[Collected data]

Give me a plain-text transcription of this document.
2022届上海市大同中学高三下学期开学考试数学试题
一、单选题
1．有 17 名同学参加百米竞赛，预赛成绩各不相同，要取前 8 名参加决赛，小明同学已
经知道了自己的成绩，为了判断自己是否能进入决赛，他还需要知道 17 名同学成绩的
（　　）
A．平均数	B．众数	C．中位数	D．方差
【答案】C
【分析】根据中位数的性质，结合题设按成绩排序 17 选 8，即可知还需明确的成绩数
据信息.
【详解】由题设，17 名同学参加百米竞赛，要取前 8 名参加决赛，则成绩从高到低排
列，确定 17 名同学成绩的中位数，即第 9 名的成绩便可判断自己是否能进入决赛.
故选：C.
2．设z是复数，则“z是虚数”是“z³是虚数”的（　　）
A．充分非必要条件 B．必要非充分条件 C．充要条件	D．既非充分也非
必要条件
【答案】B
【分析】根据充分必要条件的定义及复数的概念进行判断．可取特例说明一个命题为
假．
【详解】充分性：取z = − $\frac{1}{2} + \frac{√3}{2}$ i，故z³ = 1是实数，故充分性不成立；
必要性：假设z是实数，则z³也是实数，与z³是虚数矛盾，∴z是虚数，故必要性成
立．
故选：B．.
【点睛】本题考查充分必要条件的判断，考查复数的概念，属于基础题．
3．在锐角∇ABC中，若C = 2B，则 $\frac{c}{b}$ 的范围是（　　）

■ Requirements ■
Go through the records above and copy every line with the word "名参加决赛".

■ Complete answer ■
1．有 17 名同学参加百米竞赛，预赛成绩各不相同，要取前 8 名参加决赛，小明同学已
【详解】由题设，17 名同学参加百米竞赛，要取前 8 名参加决赛，则成绩从高到低排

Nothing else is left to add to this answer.